---------- Records for the exercise ----------

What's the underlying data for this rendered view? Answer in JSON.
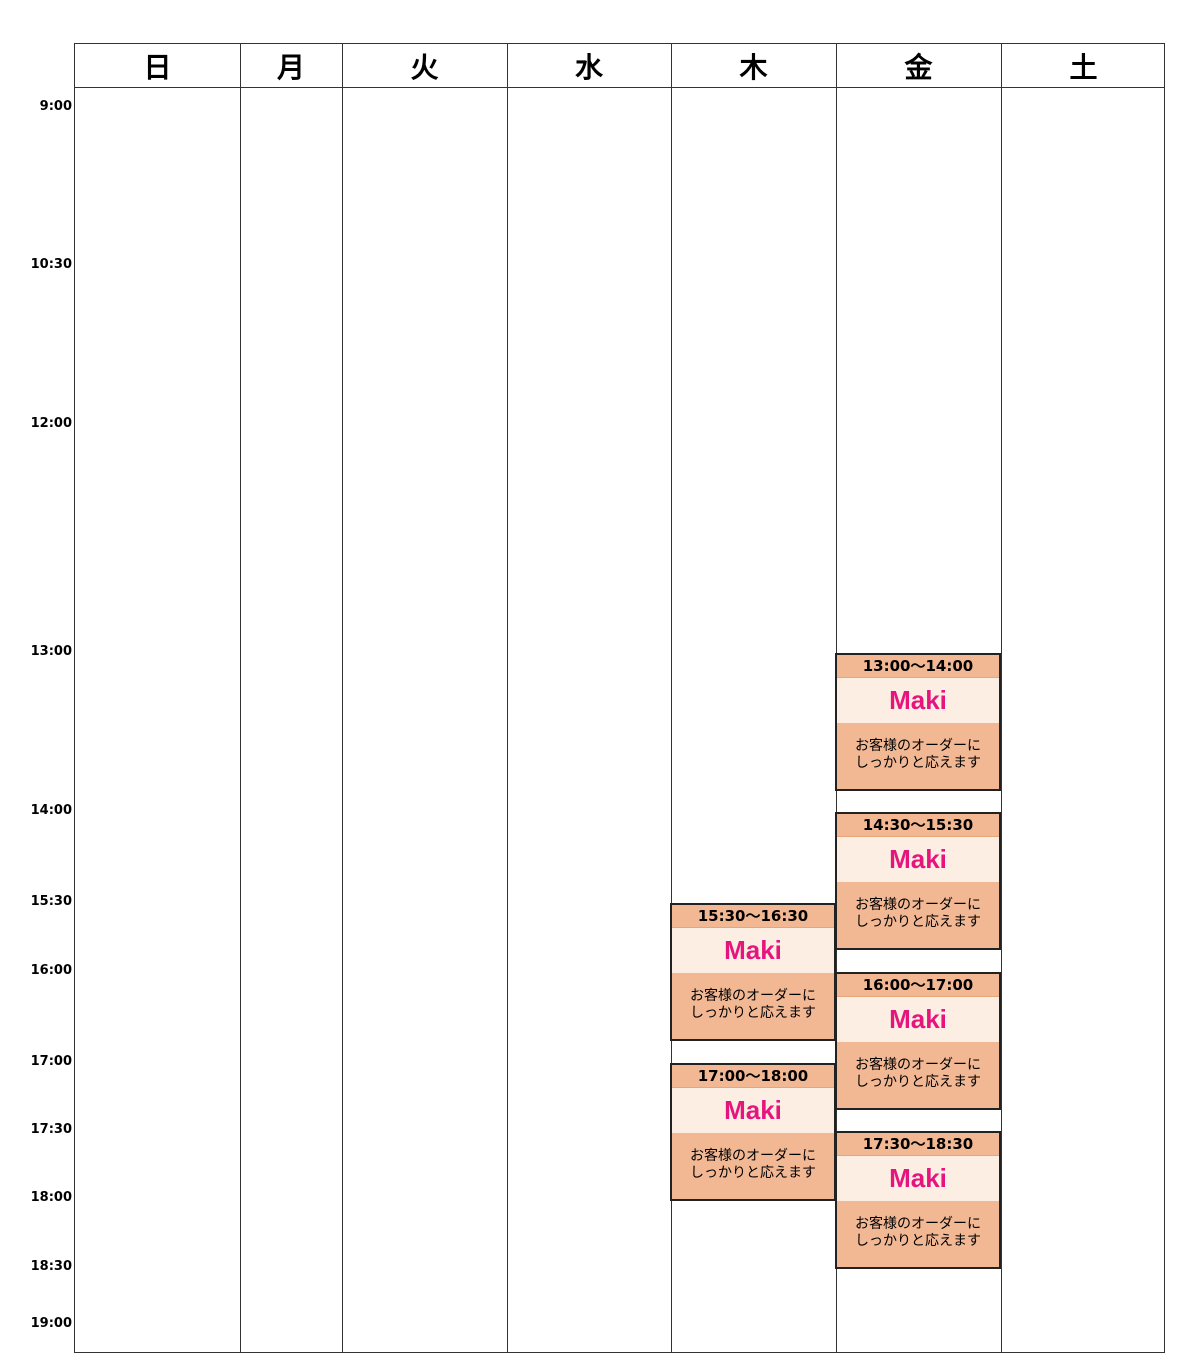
{
  "days": [
    "日",
    "月",
    "火",
    "水",
    "木",
    "金",
    "土"
  ],
  "time_labels": [
    {
      "label": "9:00"
    },
    {
      "label": "10:30"
    },
    {
      "label": "12:00"
    },
    {
      "label": "13:00"
    },
    {
      "label": "14:00"
    },
    {
      "label": "15:30"
    },
    {
      "label": "16:00"
    },
    {
      "label": "17:00"
    },
    {
      "label": "17:30"
    },
    {
      "label": "18:00"
    },
    {
      "label": "18:30"
    },
    {
      "label": "19:00"
    }
  ],
  "events": [
    {
      "day": "金",
      "time": "13:00〜14:00",
      "name": "Maki",
      "description_line1": "お客様のオーダーに",
      "description_line2": "しっかりと応えます"
    },
    {
      "day": "金",
      "time": "14:30〜15:30",
      "name": "Maki",
      "description_line1": "お客様のオーダーに",
      "description_line2": "しっかりと応えます"
    },
    {
      "day": "木",
      "time": "15:30〜16:30",
      "name": "Maki",
      "description_line1": "お客様のオーダーに",
      "description_line2": "しっかりと応えます"
    },
    {
      "day": "金",
      "time": "16:00〜17:00",
      "name": "Maki",
      "description_line1": "お客様のオーダーに",
      "description_line2": "しっかりと応えます"
    },
    {
      "day": "木",
      "time": "17:00〜18:00",
      "name": "Maki",
      "description_line1": "お客様のオーダーに",
      "description_line2": "しっかりと応えます"
    },
    {
      "day": "金",
      "time": "17:30〜18:30",
      "name": "Maki",
      "description_line1": "お客様のオーダーに",
      "description_line2": "しっかりと応えます"
    }
  ],
  "colors": {
    "event_header": "#f2b894",
    "event_name_bg": "#fdeee4",
    "event_name_text": "#e5157d",
    "grid_line": "#333333"
  }
}
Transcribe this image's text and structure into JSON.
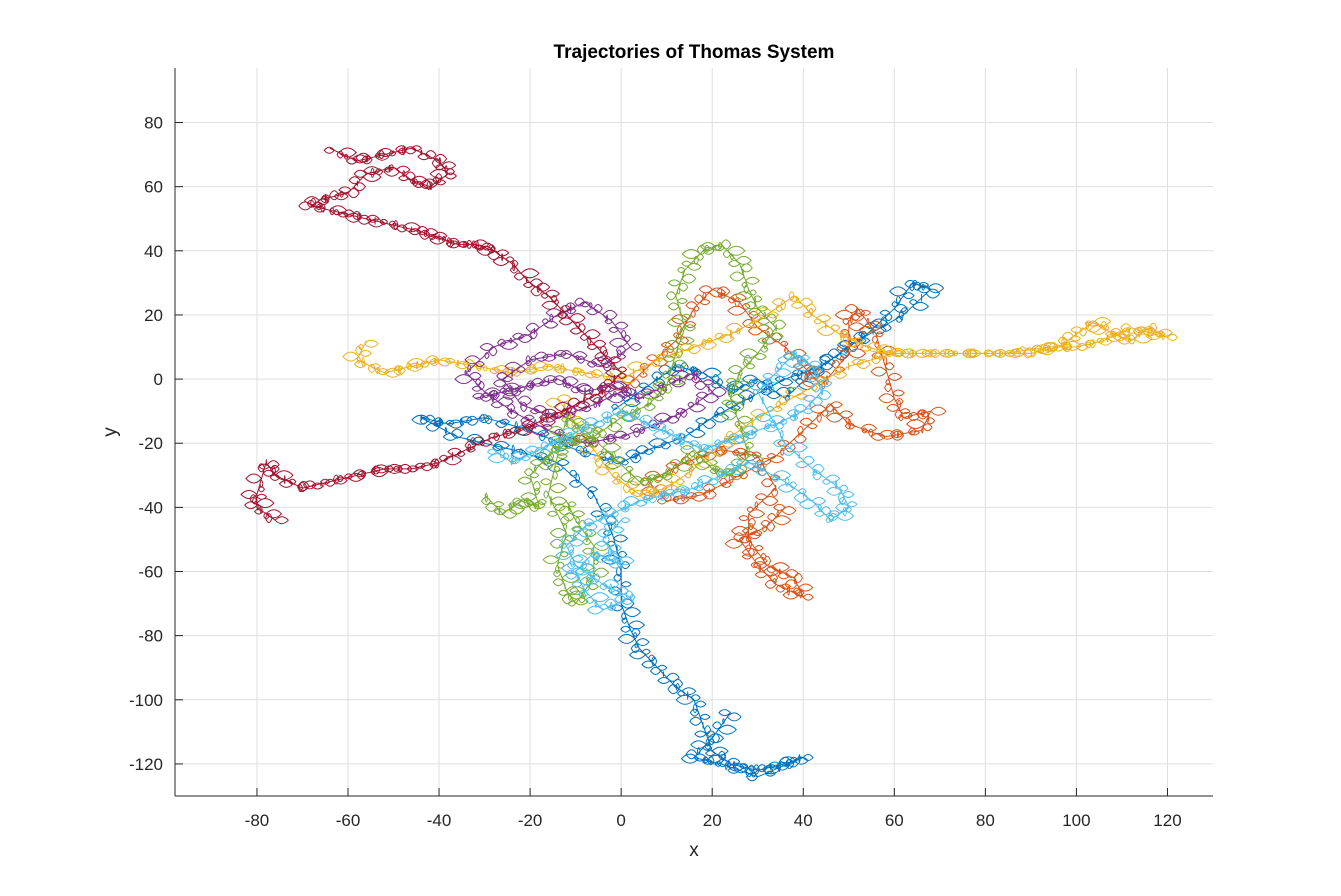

----------

# Work instructions:
Where a line holds "JSON", copy it out.

# Problem solution:
What's the underlying data for this rendered view? Answer in JSON.
Transcribe this image's text and structure into JSON.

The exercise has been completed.